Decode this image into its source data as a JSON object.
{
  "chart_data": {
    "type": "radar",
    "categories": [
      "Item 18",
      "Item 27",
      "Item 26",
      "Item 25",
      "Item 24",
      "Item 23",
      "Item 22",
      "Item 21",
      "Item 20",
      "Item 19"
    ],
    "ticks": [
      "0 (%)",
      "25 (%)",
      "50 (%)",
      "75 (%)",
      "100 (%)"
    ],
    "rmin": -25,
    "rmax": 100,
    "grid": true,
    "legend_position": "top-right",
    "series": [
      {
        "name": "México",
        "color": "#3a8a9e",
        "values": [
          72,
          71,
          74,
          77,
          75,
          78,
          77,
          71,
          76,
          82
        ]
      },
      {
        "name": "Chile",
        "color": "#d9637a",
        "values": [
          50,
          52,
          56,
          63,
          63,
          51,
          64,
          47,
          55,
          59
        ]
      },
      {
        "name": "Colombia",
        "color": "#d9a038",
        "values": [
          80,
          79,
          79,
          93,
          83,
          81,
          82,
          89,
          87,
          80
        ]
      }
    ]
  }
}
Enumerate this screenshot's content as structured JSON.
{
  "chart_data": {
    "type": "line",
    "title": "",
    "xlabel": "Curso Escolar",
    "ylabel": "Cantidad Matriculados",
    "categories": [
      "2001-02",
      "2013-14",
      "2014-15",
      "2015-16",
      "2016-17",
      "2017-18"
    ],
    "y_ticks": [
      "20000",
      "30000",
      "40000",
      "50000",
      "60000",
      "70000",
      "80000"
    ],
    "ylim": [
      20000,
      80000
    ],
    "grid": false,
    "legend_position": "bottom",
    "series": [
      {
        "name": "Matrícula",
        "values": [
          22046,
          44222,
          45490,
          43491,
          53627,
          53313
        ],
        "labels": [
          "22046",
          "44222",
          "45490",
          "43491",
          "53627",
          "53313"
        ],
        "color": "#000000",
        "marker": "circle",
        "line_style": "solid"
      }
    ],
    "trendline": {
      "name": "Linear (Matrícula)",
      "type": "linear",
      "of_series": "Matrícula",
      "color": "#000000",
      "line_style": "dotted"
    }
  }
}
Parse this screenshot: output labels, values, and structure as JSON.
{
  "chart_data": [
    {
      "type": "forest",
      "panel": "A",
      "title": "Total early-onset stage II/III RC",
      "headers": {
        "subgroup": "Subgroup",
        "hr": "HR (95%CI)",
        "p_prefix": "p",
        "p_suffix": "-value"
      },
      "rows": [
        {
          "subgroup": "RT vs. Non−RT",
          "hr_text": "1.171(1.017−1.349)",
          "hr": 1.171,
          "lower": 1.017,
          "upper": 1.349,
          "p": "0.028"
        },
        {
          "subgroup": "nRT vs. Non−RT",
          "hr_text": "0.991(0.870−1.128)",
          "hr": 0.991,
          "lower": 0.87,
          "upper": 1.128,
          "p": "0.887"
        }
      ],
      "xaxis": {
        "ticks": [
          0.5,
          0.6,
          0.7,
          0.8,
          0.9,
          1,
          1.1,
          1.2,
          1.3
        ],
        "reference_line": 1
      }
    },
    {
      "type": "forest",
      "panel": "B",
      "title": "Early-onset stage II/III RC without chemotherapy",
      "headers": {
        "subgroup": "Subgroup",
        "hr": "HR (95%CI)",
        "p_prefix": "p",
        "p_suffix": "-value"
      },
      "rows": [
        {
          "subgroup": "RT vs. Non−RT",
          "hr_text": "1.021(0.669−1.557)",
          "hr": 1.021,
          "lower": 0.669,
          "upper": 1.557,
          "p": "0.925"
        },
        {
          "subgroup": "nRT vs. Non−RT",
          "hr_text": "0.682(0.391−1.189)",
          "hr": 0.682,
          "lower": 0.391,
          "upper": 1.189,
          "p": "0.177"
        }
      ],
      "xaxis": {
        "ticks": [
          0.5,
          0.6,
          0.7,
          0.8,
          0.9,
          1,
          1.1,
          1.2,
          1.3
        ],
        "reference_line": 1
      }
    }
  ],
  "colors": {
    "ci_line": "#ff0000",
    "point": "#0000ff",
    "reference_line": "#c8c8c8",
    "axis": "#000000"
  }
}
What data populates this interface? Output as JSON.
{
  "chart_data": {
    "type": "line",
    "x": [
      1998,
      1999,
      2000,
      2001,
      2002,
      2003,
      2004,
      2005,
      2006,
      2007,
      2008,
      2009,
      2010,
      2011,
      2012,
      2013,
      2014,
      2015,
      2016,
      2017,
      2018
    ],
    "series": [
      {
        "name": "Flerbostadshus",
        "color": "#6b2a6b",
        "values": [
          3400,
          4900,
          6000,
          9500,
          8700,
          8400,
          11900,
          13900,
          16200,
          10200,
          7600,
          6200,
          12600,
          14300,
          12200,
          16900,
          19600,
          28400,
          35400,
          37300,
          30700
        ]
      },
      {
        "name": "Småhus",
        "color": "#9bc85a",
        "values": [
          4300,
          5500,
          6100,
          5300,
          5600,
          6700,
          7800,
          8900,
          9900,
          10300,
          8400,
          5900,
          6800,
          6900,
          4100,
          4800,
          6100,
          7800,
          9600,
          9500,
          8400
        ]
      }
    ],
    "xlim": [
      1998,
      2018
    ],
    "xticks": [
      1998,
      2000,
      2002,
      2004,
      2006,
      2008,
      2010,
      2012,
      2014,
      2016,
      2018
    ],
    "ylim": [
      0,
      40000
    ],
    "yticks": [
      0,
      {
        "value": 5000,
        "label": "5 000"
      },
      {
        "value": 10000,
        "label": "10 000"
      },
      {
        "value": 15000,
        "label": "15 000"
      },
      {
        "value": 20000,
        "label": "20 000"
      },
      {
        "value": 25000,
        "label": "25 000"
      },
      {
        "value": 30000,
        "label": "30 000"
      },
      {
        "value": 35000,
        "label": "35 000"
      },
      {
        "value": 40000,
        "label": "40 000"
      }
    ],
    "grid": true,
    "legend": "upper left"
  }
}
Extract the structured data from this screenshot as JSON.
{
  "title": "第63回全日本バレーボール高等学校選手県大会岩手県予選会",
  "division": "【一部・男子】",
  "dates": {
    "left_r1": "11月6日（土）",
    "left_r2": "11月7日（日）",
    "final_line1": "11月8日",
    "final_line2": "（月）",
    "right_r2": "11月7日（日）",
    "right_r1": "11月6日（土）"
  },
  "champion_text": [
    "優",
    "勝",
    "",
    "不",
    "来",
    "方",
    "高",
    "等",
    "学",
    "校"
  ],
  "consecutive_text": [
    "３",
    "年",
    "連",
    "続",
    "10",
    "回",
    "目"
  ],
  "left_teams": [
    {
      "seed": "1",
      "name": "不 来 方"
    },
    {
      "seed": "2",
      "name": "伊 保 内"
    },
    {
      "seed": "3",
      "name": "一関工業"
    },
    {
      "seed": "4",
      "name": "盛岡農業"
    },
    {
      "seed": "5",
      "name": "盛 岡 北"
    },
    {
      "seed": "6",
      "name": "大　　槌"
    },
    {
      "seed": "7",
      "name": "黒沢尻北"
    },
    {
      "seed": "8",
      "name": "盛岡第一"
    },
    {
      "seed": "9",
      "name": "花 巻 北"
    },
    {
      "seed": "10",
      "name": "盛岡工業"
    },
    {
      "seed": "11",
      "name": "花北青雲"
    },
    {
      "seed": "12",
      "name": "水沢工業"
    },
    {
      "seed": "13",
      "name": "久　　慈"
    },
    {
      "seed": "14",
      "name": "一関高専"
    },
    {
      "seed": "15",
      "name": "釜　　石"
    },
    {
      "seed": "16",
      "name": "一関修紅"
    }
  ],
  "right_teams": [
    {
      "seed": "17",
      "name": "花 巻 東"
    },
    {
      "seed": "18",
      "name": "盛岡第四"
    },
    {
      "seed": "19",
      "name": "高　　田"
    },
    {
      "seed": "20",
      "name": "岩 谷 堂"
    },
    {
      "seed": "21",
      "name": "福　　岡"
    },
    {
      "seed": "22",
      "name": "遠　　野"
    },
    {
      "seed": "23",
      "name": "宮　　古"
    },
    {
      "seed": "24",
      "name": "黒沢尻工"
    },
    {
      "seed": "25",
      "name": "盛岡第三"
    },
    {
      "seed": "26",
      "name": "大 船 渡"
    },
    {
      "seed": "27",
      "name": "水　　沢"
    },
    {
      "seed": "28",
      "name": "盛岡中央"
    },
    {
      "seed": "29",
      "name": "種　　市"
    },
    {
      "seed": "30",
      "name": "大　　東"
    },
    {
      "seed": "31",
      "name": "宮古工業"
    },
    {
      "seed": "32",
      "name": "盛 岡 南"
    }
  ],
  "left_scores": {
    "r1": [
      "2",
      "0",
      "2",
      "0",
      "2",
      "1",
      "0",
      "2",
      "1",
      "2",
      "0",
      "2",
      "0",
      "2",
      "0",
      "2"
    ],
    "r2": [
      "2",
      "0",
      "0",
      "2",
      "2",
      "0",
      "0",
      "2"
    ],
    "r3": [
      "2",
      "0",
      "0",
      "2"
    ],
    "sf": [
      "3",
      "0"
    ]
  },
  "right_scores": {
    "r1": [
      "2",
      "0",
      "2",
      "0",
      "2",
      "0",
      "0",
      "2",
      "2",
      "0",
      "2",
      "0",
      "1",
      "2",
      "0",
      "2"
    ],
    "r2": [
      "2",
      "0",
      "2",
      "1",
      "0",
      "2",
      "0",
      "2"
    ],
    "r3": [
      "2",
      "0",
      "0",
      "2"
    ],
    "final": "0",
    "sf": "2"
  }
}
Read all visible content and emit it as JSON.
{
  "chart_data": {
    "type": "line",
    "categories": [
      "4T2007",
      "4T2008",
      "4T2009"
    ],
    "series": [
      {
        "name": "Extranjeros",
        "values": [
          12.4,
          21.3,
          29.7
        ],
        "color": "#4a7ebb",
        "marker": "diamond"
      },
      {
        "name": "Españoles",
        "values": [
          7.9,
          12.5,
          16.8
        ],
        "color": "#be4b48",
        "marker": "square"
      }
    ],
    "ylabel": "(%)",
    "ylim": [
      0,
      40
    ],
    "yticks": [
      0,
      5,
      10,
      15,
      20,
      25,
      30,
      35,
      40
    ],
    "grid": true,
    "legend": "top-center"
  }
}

------------------------------------------------

▶ [Problem to work on]: Each line in the material either holds the string "Item" or does not. State how many do, and nothing else.

▶ [Result of this exercise]: 10